● What is expected
Make an exact transcription of the material, leaving out all images.

● Provided information
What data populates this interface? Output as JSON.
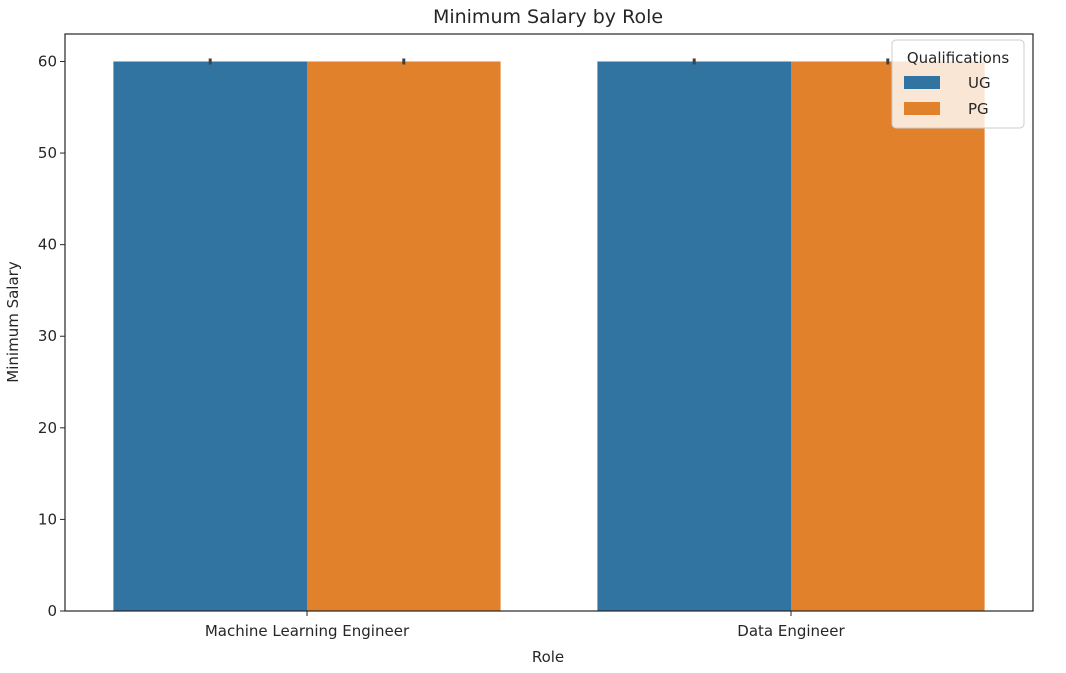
{
  "chart_data": {
    "type": "bar",
    "title": "Minimum Salary by Role",
    "xlabel": "Role",
    "ylabel": "Minimum Salary",
    "categories": [
      "Machine Learning Engineer",
      "Data Engineer"
    ],
    "series": [
      {
        "name": "UG",
        "values": [
          60,
          60
        ],
        "color": "#3274a1"
      },
      {
        "name": "PG",
        "values": [
          60,
          60
        ],
        "color": "#e1812c"
      }
    ],
    "ylim": [
      0,
      63
    ],
    "yticks": [
      0,
      10,
      20,
      30,
      40,
      50,
      60
    ],
    "legend": {
      "title": "Qualifications",
      "placement": "top-right"
    },
    "grid": false
  }
}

● Response
What data populates this interface? Output as JSON.
{
  "chart_data": {
    "type": "bar",
    "title": "Minimum Salary by Role",
    "xlabel": "Role",
    "ylabel": "Minimum Salary",
    "categories": [
      "Machine Learning Engineer",
      "Data Engineer"
    ],
    "series": [
      {
        "name": "UG",
        "values": [
          60,
          60
        ],
        "color": "#3274a1"
      },
      {
        "name": "PG",
        "values": [
          60,
          60
        ],
        "color": "#e1812c"
      }
    ],
    "ylim": [
      0,
      63
    ],
    "yticks": [
      0,
      10,
      20,
      30,
      40,
      50,
      60
    ],
    "legend": {
      "title": "Qualifications",
      "placement": "top-right"
    },
    "grid": false
  }
}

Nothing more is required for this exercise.